# MATERIAL TO PROCESS start

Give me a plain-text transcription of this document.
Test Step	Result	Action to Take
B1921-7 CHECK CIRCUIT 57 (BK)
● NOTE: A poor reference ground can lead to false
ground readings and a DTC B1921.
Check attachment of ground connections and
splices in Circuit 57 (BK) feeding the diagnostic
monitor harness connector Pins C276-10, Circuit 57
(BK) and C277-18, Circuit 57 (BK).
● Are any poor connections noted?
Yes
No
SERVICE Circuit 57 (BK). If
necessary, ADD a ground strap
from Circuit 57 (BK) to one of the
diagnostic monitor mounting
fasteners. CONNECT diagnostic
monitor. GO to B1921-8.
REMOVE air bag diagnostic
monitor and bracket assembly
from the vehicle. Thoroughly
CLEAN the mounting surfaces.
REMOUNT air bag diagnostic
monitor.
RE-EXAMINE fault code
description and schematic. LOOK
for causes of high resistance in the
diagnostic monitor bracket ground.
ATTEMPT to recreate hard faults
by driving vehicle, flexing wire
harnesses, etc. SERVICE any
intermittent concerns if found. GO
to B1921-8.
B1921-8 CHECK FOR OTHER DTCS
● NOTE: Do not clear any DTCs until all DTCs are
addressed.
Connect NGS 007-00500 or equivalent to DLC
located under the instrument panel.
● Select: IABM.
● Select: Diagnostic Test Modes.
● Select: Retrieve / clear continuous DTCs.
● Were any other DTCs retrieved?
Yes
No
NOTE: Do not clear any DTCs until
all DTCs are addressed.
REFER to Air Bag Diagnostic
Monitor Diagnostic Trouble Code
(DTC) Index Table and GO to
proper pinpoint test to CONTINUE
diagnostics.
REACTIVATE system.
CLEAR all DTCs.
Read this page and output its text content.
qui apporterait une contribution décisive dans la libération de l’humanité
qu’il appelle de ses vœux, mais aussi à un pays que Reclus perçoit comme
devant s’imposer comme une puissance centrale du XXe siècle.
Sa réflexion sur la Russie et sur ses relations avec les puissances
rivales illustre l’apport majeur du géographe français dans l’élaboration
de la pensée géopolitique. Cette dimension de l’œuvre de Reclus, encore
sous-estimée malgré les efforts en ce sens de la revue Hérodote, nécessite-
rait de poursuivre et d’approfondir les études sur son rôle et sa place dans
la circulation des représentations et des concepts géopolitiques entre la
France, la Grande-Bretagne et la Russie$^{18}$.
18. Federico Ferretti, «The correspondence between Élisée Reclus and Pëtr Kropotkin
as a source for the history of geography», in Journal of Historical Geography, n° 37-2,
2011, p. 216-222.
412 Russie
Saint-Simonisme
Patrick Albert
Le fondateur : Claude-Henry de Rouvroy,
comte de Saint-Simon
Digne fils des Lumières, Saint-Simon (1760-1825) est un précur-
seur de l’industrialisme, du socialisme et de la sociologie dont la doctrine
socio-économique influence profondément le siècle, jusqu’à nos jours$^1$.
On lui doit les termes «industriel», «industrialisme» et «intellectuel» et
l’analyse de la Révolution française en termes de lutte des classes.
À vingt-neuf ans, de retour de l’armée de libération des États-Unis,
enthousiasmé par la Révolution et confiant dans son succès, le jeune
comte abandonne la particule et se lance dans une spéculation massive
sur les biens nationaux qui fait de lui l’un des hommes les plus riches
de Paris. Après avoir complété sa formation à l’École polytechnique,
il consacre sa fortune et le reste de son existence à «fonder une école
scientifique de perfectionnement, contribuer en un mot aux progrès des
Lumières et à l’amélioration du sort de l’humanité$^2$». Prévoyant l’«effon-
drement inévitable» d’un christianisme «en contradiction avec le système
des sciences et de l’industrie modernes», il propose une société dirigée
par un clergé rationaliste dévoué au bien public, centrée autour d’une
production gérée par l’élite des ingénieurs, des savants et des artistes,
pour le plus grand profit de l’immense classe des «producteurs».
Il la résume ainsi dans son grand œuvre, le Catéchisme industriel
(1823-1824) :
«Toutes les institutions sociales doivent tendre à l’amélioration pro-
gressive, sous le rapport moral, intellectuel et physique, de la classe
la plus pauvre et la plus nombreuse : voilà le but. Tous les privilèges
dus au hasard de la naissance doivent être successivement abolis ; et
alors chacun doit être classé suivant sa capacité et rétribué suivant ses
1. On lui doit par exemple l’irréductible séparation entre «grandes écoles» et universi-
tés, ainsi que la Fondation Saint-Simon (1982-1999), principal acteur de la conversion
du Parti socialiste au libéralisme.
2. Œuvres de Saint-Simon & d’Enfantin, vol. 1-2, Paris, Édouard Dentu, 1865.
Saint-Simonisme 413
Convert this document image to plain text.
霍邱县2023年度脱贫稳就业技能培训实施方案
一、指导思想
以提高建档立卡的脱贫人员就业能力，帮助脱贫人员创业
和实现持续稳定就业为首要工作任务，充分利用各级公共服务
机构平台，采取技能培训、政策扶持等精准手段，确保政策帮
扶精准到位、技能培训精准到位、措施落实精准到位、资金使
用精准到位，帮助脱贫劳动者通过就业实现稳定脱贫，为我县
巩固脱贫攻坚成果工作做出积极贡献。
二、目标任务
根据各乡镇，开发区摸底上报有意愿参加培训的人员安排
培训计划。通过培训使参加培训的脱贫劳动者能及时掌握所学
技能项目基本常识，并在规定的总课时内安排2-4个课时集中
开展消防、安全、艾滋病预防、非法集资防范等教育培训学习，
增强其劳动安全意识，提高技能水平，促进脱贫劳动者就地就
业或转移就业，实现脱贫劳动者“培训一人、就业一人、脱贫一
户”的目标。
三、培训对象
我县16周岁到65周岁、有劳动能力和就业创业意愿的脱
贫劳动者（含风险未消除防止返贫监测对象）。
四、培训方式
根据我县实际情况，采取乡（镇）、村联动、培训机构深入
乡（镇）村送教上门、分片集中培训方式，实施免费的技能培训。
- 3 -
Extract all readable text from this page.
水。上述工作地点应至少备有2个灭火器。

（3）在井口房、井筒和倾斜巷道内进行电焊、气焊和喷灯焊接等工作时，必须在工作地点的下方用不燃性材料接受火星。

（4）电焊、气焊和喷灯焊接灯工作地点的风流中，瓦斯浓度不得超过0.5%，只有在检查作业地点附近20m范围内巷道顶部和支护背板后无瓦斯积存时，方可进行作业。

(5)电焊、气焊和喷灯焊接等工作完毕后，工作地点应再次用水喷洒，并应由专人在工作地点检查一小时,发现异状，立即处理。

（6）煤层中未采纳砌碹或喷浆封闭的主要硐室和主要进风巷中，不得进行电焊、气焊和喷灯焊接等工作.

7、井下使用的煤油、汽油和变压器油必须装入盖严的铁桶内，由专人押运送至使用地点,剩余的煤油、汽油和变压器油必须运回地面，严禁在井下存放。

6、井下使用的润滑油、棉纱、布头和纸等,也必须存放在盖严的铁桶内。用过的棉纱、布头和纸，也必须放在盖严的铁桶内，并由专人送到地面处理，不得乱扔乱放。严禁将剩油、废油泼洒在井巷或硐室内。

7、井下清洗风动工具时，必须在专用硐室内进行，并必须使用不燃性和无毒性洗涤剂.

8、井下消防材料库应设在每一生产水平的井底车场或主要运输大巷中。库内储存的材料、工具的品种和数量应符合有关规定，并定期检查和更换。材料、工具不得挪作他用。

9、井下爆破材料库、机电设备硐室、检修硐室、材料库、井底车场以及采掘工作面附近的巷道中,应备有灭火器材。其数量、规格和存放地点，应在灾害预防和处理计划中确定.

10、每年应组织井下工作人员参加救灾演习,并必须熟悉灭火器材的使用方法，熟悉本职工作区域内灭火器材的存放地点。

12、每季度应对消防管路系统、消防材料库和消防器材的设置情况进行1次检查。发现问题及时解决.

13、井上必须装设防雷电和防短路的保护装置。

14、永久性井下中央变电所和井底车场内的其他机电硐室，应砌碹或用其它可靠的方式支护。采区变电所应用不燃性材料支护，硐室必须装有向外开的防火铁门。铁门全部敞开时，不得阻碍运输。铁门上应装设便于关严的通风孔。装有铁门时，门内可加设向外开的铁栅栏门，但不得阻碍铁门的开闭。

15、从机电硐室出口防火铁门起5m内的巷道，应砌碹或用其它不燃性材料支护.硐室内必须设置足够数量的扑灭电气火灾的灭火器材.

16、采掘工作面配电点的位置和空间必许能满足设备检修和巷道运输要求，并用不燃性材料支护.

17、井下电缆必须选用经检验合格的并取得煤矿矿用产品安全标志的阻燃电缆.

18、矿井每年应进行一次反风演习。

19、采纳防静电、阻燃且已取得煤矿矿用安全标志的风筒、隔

# MATERIAL TO PROCESS end

Filter out all lines lacking the word "Simonisme" and copy the rest.

Saint-Simonisme
Saint-Simonisme 413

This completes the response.